> **ENTRIES PROVIDED**:
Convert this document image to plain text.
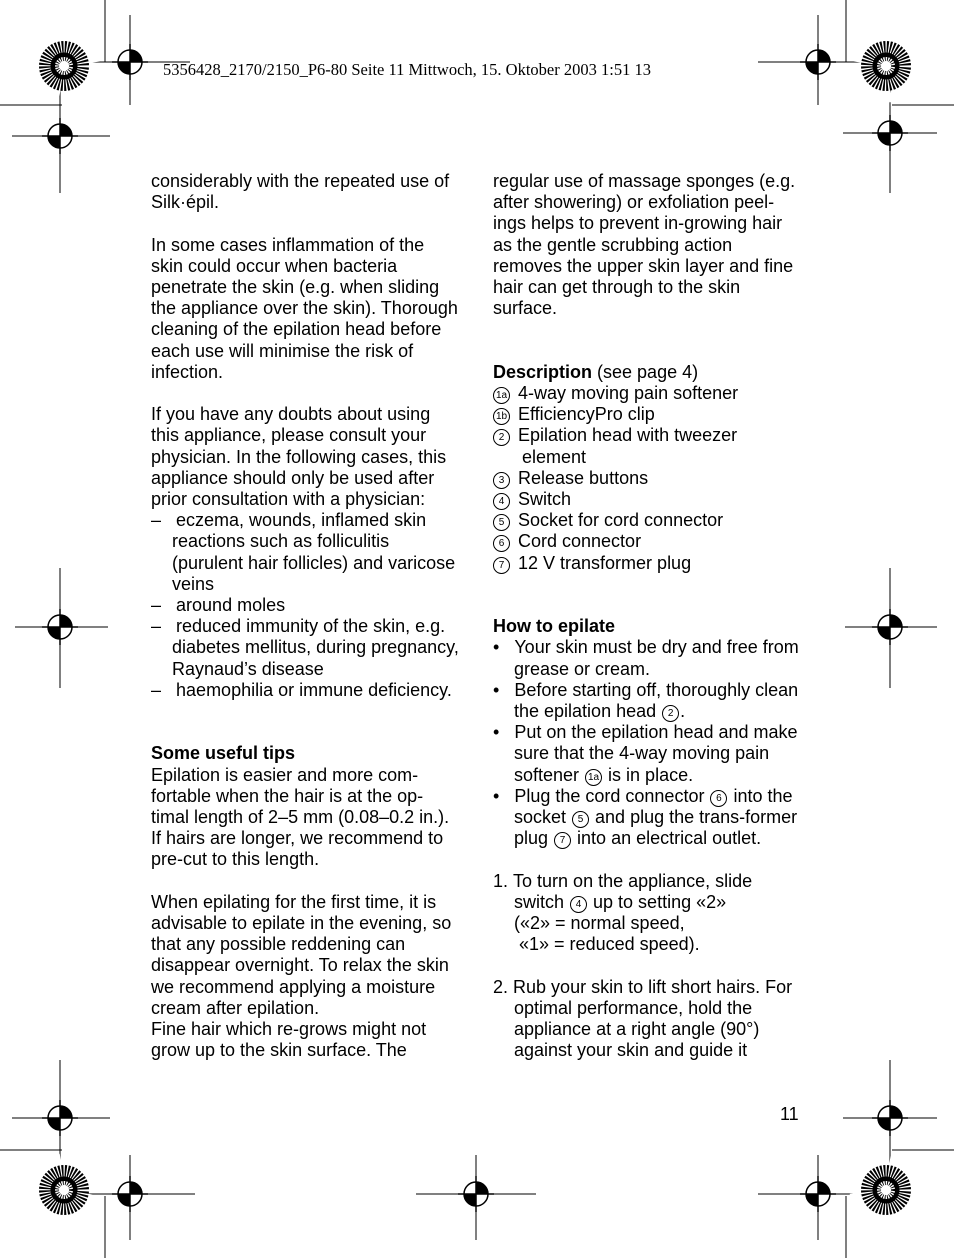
5356428_2170/2150_P6-80 Seite 11 Mittwoch, 15. Oktober 2003 1:51 13

considerably with the repeated use of Silk·épil.

In some cases inflammation of the skin could occur when bacteria penetrate the skin (e.g. when sliding the appliance over the skin). Thorough cleaning of the epilation head before each use will minimise the risk of infection.

If you have any doubts about using this appliance, please consult your physician. In the following cases, this appliance should only be used after prior consultation with a physician:

– eczema, wounds, inflamed skin reactions such as folliculitis (purulent hair follicles) and varicose veins

– around moles

– reduced immunity of the skin, e.g. diabetes mellitus, during pregnancy, Raynaud’s disease

– haemophilia or immune deficiency.

Some useful tips

Epilation is easier and more com-fortable when the hair is at the op-timal length of 2–5 mm (0.08–0.2 in.). If hairs are longer, we recommend to pre-cut to this length.

When epilating for the first time, it is advisable to epilate in the evening, so that any possible reddening can disappear overnight. To relax the skin we recommend applying a moisture cream after epilation.

Fine hair which re-grows might not grow up to the skin surface. The

regular use of massage sponges (e.g. after showering) or exfoliation peel-ings helps to prevent in-growing hair as the gentle scrubbing action removes the upper skin layer and fine hair can get through to the skin surface.

Description (see page 4)

1a 4-way moving pain softener

1b EfficiencyPro clip

2 Epilation head with tweezer element

3 Release buttons

4 Switch

5 Socket for cord connector

6 Cord connector

7 12 V transformer plug

How to epilate

• Your skin must be dry and free from grease or cream.

• Before starting off, thoroughly clean the epilation head 2 .

• Put on the epilation head and make sure that the 4-way moving pain softener 1a is in place.

• Plug the cord connector 6 into the socket 5 and plug the trans-former plug 7 into an electrical outlet.

1. To turn on the appliance, slide switch 4 up to setting «2»
(«2» = normal speed,
«1» = reduced speed).

2. Rub your skin to lift short hairs. For optimal performance, hold the appliance at a right angle (90°) against your skin and guide it

11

> **WHAT NEEDS TO BE DONE**:
Give back the material above exactly as it appears, minus any picture.

> **EXERCISE ANSWER**:
Convert this document image to plain text.
5356428_2170/2150_P6-80 Seite 11 Mittwoch, 15. Oktober 2003 1:51 13

considerably with the repeated use of Silk·épil.

In some cases inflammation of the skin could occur when bacteria penetrate the skin (e.g. when sliding the appliance over the skin). Thorough cleaning of the epilation head before each use will minimise the risk of infection.

If you have any doubts about using this appliance, please consult your physician. In the following cases, this appliance should only be used after prior consultation with a physician:

– eczema, wounds, inflamed skin reactions such as folliculitis (purulent hair follicles) and varicose veins

– around moles

– reduced immunity of the skin, e.g. diabetes mellitus, during pregnancy, Raynaud’s disease

– haemophilia or immune deficiency.

Some useful tips

Epilation is easier and more com-fortable when the hair is at the op-timal length of 2–5 mm (0.08–0.2 in.). If hairs are longer, we recommend to pre-cut to this length.

When epilating for the first time, it is advisable to epilate in the evening, so that any possible reddening can disappear overnight. To relax the skin we recommend applying a moisture cream after epilation.

Fine hair which re-grows might not grow up to the skin surface. The

regular use of massage sponges (e.g. after showering) or exfoliation peel-ings helps to prevent in-growing hair as the gentle scrubbing action removes the upper skin layer and fine hair can get through to the skin surface.

Description (see page 4)

1a 4-way moving pain softener

1b EfficiencyPro clip

2 Epilation head with tweezer element

3 Release buttons

4 Switch

5 Socket for cord connector

6 Cord connector

7 12 V transformer plug

How to epilate

• Your skin must be dry and free from grease or cream.

• Before starting off, thoroughly clean the epilation head 2 .

• Put on the epilation head and make sure that the 4-way moving pain softener 1a is in place.

• Plug the cord connector 6 into the socket 5 and plug the trans-former plug 7 into an electrical outlet.

1. To turn on the appliance, slide switch 4 up to setting «2»
(«2» = normal speed,
«1» = reduced speed).

2. Rub your skin to lift short hairs. For optimal performance, hold the appliance at a right angle (90°) against your skin and guide it

11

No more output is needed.